[THE RECORDS]
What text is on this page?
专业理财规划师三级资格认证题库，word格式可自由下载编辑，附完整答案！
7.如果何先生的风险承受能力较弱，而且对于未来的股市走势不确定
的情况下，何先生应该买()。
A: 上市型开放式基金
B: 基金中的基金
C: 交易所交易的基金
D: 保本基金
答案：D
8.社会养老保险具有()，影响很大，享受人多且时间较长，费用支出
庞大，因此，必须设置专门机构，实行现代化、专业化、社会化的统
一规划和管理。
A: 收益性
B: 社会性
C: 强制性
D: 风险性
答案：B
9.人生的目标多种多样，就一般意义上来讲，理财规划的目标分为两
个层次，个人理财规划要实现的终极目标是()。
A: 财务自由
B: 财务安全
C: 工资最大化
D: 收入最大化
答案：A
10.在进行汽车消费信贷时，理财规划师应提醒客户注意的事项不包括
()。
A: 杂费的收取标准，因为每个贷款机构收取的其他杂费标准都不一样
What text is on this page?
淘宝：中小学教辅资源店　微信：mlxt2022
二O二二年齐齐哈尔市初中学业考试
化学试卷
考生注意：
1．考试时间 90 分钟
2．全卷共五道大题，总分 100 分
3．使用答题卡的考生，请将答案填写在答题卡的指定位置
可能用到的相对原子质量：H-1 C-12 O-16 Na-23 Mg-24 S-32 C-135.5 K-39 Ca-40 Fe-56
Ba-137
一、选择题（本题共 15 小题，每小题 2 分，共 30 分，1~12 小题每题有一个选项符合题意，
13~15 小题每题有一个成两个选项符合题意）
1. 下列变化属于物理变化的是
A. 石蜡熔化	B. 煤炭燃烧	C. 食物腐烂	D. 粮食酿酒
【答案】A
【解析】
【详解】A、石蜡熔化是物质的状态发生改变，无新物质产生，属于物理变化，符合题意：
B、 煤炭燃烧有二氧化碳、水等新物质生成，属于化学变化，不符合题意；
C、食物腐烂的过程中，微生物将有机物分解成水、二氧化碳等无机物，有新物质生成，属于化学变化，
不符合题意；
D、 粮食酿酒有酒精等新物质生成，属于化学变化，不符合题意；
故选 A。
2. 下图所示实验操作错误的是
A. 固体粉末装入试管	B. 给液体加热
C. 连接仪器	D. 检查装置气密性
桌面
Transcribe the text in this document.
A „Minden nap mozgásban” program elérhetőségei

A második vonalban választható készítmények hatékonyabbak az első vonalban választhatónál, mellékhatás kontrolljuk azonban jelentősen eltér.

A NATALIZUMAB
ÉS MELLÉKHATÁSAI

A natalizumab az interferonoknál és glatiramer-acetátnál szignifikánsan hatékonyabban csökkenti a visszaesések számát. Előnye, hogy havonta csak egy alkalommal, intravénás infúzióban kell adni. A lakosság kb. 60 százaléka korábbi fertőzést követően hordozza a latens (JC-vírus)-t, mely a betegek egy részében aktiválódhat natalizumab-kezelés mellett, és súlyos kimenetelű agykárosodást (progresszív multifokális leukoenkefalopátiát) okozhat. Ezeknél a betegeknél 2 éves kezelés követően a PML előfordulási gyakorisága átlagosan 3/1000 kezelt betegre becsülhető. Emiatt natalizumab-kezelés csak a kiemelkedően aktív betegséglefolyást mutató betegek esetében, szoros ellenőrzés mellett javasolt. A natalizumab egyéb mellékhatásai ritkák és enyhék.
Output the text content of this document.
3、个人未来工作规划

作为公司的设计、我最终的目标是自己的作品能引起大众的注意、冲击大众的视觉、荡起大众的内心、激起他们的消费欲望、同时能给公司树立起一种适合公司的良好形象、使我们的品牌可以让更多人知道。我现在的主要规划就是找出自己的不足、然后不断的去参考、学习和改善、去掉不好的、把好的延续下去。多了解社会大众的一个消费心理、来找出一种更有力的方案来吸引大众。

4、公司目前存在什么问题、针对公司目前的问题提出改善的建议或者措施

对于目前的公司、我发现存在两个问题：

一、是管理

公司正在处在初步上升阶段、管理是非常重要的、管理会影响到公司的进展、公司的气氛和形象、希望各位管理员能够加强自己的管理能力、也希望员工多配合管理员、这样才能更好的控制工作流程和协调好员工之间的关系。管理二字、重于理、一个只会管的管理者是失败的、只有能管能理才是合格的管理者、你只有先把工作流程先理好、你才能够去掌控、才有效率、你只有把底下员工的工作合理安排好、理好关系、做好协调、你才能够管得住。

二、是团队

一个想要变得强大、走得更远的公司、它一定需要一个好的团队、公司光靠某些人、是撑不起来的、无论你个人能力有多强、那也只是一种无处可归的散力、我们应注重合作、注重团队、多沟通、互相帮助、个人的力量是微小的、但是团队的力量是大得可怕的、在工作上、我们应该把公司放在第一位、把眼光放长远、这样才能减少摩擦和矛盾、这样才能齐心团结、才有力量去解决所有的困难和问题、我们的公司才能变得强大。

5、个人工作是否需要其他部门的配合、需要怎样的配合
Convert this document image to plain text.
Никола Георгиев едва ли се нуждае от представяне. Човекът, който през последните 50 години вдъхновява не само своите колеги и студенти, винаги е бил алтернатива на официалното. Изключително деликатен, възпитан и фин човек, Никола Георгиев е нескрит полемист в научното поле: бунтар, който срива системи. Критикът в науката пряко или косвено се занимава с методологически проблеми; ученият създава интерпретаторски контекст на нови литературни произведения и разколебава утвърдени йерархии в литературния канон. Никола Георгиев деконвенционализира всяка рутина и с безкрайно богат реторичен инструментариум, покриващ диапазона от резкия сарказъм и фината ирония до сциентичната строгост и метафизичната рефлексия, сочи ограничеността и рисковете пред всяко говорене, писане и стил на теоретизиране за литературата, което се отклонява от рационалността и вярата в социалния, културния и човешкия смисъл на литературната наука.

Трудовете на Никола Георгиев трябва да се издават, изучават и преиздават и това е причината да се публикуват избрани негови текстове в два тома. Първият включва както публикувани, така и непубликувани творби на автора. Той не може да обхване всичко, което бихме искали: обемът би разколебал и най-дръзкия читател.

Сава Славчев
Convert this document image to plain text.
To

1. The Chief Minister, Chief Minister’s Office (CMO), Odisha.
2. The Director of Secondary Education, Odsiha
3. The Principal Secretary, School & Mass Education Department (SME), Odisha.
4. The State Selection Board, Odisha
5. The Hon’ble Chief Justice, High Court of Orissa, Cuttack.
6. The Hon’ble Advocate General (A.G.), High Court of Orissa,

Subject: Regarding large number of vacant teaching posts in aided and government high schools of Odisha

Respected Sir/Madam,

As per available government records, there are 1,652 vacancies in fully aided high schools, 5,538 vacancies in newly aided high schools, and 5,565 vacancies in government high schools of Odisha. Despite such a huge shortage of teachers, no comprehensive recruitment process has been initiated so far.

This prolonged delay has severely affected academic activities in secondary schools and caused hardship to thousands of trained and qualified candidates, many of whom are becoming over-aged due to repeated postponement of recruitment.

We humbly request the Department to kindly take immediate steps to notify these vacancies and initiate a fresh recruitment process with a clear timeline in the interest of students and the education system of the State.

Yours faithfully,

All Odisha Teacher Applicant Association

[WRITTEN TASK]
Reproduce all of the data exactly as given.

[WORKED SOLUTION]
What text is on this page?
专业理财规划师三级资格认证题库，word格式可自由下载编辑，附完整答案！
7.如果何先生的风险承受能力较弱，而且对于未来的股市走势不确定
的情况下，何先生应该买()。
A: 上市型开放式基金
B: 基金中的基金
C: 交易所交易的基金
D: 保本基金
答案：D
8.社会养老保险具有()，影响很大，享受人多且时间较长，费用支出
庞大，因此，必须设置专门机构，实行现代化、专业化、社会化的统
一规划和管理。
A: 收益性
B: 社会性
C: 强制性
D: 风险性
答案：B
9.人生的目标多种多样，就一般意义上来讲，理财规划的目标分为两
个层次，个人理财规划要实现的终极目标是()。
A: 财务自由
B: 财务安全
C: 工资最大化
D: 收入最大化
答案：A
10.在进行汽车消费信贷时，理财规划师应提醒客户注意的事项不包括
()。
A: 杂费的收取标准，因为每个贷款机构收取的其他杂费标准都不一样
What text is on this page?
淘宝：中小学教辅资源店　微信：mlxt2022
二O二二年齐齐哈尔市初中学业考试
化学试卷
考生注意：
1．考试时间 90 分钟
2．全卷共五道大题，总分 100 分
3．使用答题卡的考生，请将答案填写在答题卡的指定位置
可能用到的相对原子质量：H-1 C-12 O-16 Na-23 Mg-24 S-32 C-135.5 K-39 Ca-40 Fe-56
Ba-137
一、选择题（本题共 15 小题，每小题 2 分，共 30 分，1~12 小题每题有一个选项符合题意，
13~15 小题每题有一个成两个选项符合题意）
1. 下列变化属于物理变化的是
A. 石蜡熔化	B. 煤炭燃烧	C. 食物腐烂	D. 粮食酿酒
【答案】A
【解析】
【详解】A、石蜡熔化是物质的状态发生改变，无新物质产生，属于物理变化，符合题意：
B、 煤炭燃烧有二氧化碳、水等新物质生成，属于化学变化，不符合题意；
C、食物腐烂的过程中，微生物将有机物分解成水、二氧化碳等无机物，有新物质生成，属于化学变化，
不符合题意；
D、 粮食酿酒有酒精等新物质生成，属于化学变化，不符合题意；
故选 A。
2. 下图所示实验操作错误的是
A. 固体粉末装入试管	B. 给液体加热
C. 连接仪器	D. 检查装置气密性
桌面
Transcribe the text in this document.
A „Minden nap mozgásban” program elérhetőségei

A második vonalban választható készítmények hatékonyabbak az első vonalban választhatónál, mellékhatás kontrolljuk azonban jelentősen eltér.

A NATALIZUMAB
ÉS MELLÉKHATÁSAI

A natalizumab az interferonoknál és glatiramer-acetátnál szignifikánsan hatékonyabban csökkenti a visszaesések számát. Előnye, hogy havonta csak egy alkalommal, intravénás infúzióban kell adni. A lakosság kb. 60 százaléka korábbi fertőzést követően hordozza a latens (JC-vírus)-t, mely a betegek egy részében aktiválódhat natalizumab-kezelés mellett, és súlyos kimenetelű agykárosodást (progresszív multifokális leukoenkefalopátiát) okozhat. Ezeknél a betegeknél 2 éves kezelés követően a PML előfordulási gyakorisága átlagosan 3/1000 kezelt betegre becsülhető. Emiatt natalizumab-kezelés csak a kiemelkedően aktív betegséglefolyást mutató betegek esetében, szoros ellenőrzés mellett javasolt. A natalizumab egyéb mellékhatásai ritkák és enyhék.
Output the text content of this document.
3、个人未来工作规划

作为公司的设计、我最终的目标是自己的作品能引起大众的注意、冲击大众的视觉、荡起大众的内心、激起他们的消费欲望、同时能给公司树立起一种适合公司的良好形象、使我们的品牌可以让更多人知道。我现在的主要规划就是找出自己的不足、然后不断的去参考、学习和改善、去掉不好的、把好的延续下去。多了解社会大众的一个消费心理、来找出一种更有力的方案来吸引大众。

4、公司目前存在什么问题、针对公司目前的问题提出改善的建议或者措施

对于目前的公司、我发现存在两个问题：

一、是管理

公司正在处在初步上升阶段、管理是非常重要的、管理会影响到公司的进展、公司的气氛和形象、希望各位管理员能够加强自己的管理能力、也希望员工多配合管理员、这样才能更好的控制工作流程和协调好员工之间的关系。管理二字、重于理、一个只会管的管理者是失败的、只有能管能理才是合格的管理者、你只有先把工作流程先理好、你才能够去掌控、才有效率、你只有把底下员工的工作合理安排好、理好关系、做好协调、你才能够管得住。

二、是团队

一个想要变得强大、走得更远的公司、它一定需要一个好的团队、公司光靠某些人、是撑不起来的、无论你个人能力有多强、那也只是一种无处可归的散力、我们应注重合作、注重团队、多沟通、互相帮助、个人的力量是微小的、但是团队的力量是大得可怕的、在工作上、我们应该把公司放在第一位、把眼光放长远、这样才能减少摩擦和矛盾、这样才能齐心团结、才有力量去解决所有的困难和问题、我们的公司才能变得强大。

5、个人工作是否需要其他部门的配合、需要怎样的配合
Convert this document image to plain text.
Никола Георгиев едва ли се нуждае от представяне. Човекът, който през последните 50 години вдъхновява не само своите колеги и студенти, винаги е бил алтернатива на официалното. Изключително деликатен, възпитан и фин човек, Никола Георгиев е нескрит полемист в научното поле: бунтар, който срива системи. Критикът в науката пряко или косвено се занимава с методологически проблеми; ученият създава интерпретаторски контекст на нови литературни произведения и разколебава утвърдени йерархии в литературния канон. Никола Георгиев деконвенционализира всяка рутина и с безкрайно богат реторичен инструментариум, покриващ диапазона от резкия сарказъм и фината ирония до сциентичната строгост и метафизичната рефлексия, сочи ограничеността и рисковете пред всяко говорене, писане и стил на теоретизиране за литературата, което се отклонява от рационалността и вярата в социалния, културния и човешкия смисъл на литературната наука.

Трудовете на Никола Георгиев трябва да се издават, изучават и преиздават и това е причината да се публикуват избрани негови текстове в два тома. Първият включва както публикувани, така и непубликувани творби на автора. Той не може да обхване всичко, което бихме искали: обемът би разколебал и най-дръзкия читател.

Сава Славчев
Convert this document image to plain text.
To

1. The Chief Minister, Chief Minister’s Office (CMO), Odisha.
2. The Director of Secondary Education, Odsiha
3. The Principal Secretary, School & Mass Education Department (SME), Odisha.
4. The State Selection Board, Odisha
5. The Hon’ble Chief Justice, High Court of Orissa, Cuttack.
6. The Hon’ble Advocate General (A.G.), High Court of Orissa,

Subject: Regarding large number of vacant teaching posts in aided and government high schools of Odisha

Respected Sir/Madam,

As per available government records, there are 1,652 vacancies in fully aided high schools, 5,538 vacancies in newly aided high schools, and 5,565 vacancies in government high schools of Odisha. Despite such a huge shortage of teachers, no comprehensive recruitment process has been initiated so far.

This prolonged delay has severely affected academic activities in secondary schools and caused hardship to thousands of trained and qualified candidates, many of whom are becoming over-aged due to repeated postponement of recruitment.

We humbly request the Department to kindly take immediate steps to notify these vacancies and initiate a fresh recruitment process with a clear timeline in the interest of students and the education system of the State.

Yours faithfully,

All Odisha Teacher Applicant Association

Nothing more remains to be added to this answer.